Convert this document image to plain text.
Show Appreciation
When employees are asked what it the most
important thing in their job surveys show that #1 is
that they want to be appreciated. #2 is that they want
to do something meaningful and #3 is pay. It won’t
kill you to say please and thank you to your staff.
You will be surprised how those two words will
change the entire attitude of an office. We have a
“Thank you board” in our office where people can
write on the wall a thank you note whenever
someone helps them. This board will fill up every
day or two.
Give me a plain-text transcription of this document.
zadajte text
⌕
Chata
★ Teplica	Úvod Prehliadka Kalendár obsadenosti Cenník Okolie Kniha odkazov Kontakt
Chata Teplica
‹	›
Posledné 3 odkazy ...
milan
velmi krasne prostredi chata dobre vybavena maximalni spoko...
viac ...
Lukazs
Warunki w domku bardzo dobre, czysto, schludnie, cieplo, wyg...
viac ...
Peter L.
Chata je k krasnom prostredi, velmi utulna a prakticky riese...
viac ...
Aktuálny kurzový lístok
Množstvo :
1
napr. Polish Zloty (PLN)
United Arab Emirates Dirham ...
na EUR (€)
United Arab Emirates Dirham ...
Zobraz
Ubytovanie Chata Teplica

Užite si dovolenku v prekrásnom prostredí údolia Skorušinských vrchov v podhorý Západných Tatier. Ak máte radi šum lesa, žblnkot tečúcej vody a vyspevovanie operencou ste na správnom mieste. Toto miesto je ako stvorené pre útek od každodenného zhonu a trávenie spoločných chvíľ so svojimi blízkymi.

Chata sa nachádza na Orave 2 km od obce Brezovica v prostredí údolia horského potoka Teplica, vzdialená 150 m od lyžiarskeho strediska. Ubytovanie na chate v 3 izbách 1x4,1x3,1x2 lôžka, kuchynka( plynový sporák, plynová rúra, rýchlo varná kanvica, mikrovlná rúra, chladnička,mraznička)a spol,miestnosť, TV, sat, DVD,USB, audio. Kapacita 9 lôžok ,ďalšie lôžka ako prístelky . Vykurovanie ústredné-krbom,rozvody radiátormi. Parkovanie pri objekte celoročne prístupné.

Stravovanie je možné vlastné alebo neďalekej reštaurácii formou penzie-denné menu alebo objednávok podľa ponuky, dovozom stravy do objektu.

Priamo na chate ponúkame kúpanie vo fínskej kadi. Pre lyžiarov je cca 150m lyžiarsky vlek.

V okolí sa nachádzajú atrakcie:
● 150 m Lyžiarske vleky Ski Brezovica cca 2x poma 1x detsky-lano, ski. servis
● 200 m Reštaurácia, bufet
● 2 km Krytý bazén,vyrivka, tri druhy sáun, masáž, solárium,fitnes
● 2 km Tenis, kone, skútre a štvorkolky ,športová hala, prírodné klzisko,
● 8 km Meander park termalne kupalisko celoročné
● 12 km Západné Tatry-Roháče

======

Exercise description ::
Write out every line exactly as it stands.

Task result ::
Convert this document image to plain text.
Show Appreciation
When employees are asked what it the most
important thing in their job surveys show that #1 is
that they want to be appreciated. #2 is that they want
to do something meaningful and #3 is pay. It won’t
kill you to say please and thank you to your staff.
You will be surprised how those two words will
change the entire attitude of an office. We have a
“Thank you board” in our office where people can
write on the wall a thank you note whenever
someone helps them. This board will fill up every
day or two.
Give me a plain-text transcription of this document.
zadajte text
⌕
Chata
★ Teplica	Úvod Prehliadka Kalendár obsadenosti Cenník Okolie Kniha odkazov Kontakt
Chata Teplica
‹	›
Posledné 3 odkazy ...
milan
velmi krasne prostredi chata dobre vybavena maximalni spoko...
viac ...
Lukazs
Warunki w domku bardzo dobre, czysto, schludnie, cieplo, wyg...
viac ...
Peter L.
Chata je k krasnom prostredi, velmi utulna a prakticky riese...
viac ...
Aktuálny kurzový lístok
Množstvo :
1
napr. Polish Zloty (PLN)
United Arab Emirates Dirham ...
na EUR (€)
United Arab Emirates Dirham ...
Zobraz
Ubytovanie Chata Teplica

Užite si dovolenku v prekrásnom prostredí údolia Skorušinských vrchov v podhorý Západných Tatier. Ak máte radi šum lesa, žblnkot tečúcej vody a vyspevovanie operencou ste na správnom mieste. Toto miesto je ako stvorené pre útek od každodenného zhonu a trávenie spoločných chvíľ so svojimi blízkymi.

Chata sa nachádza na Orave 2 km od obce Brezovica v prostredí údolia horského potoka Teplica, vzdialená 150 m od lyžiarskeho strediska. Ubytovanie na chate v 3 izbách 1x4,1x3,1x2 lôžka, kuchynka( plynový sporák, plynová rúra, rýchlo varná kanvica, mikrovlná rúra, chladnička,mraznička)a spol,miestnosť, TV, sat, DVD,USB, audio. Kapacita 9 lôžok ,ďalšie lôžka ako prístelky . Vykurovanie ústredné-krbom,rozvody radiátormi. Parkovanie pri objekte celoročne prístupné.

Stravovanie je možné vlastné alebo neďalekej reštaurácii formou penzie-denné menu alebo objednávok podľa ponuky, dovozom stravy do objektu.

Priamo na chate ponúkame kúpanie vo fínskej kadi. Pre lyžiarov je cca 150m lyžiarsky vlek.

V okolí sa nachádzajú atrakcie:
● 150 m Lyžiarske vleky Ski Brezovica cca 2x poma 1x detsky-lano, ski. servis
● 200 m Reštaurácia, bufet
● 2 km Krytý bazén,vyrivka, tri druhy sáun, masáž, solárium,fitnes
● 2 km Tenis, kone, skútre a štvorkolky ,športová hala, prírodné klzisko,
● 8 km Meander park termalne kupalisko celoročné
● 12 km Západné Tatry-Roháče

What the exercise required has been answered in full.